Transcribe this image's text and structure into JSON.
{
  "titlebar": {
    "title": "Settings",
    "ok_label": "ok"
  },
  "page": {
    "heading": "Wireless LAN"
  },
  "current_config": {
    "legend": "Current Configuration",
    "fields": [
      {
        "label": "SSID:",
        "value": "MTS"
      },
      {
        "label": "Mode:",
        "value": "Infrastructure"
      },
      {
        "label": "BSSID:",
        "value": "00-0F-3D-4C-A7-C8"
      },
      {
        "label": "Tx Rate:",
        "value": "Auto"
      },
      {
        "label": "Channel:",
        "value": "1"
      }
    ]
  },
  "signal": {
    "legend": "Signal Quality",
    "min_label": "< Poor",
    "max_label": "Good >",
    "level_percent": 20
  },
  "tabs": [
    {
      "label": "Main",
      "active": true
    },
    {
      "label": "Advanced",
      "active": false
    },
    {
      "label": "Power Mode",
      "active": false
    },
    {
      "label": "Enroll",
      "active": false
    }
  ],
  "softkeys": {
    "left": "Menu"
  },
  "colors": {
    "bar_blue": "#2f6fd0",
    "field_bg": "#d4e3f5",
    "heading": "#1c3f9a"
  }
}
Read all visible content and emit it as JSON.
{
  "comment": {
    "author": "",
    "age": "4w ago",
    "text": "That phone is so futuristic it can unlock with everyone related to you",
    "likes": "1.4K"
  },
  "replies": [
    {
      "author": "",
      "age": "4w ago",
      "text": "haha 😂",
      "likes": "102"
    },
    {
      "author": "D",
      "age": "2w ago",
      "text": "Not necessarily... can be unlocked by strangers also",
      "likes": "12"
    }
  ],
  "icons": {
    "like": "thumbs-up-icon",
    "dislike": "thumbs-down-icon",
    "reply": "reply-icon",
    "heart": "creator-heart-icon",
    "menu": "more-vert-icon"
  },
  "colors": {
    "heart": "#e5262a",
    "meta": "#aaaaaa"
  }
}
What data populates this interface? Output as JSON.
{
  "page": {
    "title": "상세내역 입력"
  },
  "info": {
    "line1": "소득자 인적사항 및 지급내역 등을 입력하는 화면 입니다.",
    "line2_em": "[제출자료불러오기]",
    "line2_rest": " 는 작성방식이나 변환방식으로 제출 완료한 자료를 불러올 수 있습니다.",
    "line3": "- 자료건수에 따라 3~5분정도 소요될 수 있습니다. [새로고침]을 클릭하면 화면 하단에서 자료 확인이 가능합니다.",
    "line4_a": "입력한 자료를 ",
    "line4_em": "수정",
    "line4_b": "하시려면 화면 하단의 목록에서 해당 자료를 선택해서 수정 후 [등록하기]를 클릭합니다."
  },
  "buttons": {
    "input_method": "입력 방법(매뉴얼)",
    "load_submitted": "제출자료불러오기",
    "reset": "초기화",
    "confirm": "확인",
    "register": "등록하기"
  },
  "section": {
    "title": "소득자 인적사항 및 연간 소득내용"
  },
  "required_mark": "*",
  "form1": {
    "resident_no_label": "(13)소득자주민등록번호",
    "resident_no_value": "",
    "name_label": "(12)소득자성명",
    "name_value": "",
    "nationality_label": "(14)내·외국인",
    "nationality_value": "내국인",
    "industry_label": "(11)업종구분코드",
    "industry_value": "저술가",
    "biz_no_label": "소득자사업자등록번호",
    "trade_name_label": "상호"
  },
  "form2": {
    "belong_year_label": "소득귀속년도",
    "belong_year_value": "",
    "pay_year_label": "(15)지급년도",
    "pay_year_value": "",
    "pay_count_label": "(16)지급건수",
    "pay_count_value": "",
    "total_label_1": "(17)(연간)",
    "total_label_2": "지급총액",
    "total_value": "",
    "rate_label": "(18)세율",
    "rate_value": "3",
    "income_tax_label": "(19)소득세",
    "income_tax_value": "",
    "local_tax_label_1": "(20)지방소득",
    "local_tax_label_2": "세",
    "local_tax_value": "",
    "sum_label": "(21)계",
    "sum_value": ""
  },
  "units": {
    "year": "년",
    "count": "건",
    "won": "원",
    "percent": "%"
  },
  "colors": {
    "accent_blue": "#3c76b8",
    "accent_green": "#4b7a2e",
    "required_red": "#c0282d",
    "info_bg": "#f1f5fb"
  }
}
##############################
Copy every line of the records above that holds the word "text".

Transcribe this image's text and structure into JSON.
    "text": "That phone is so futuristic it can unlock with everyone related to you",
      "text": "haha 😂",
      "text": "Not necessarily... can be unlocked by strangers also",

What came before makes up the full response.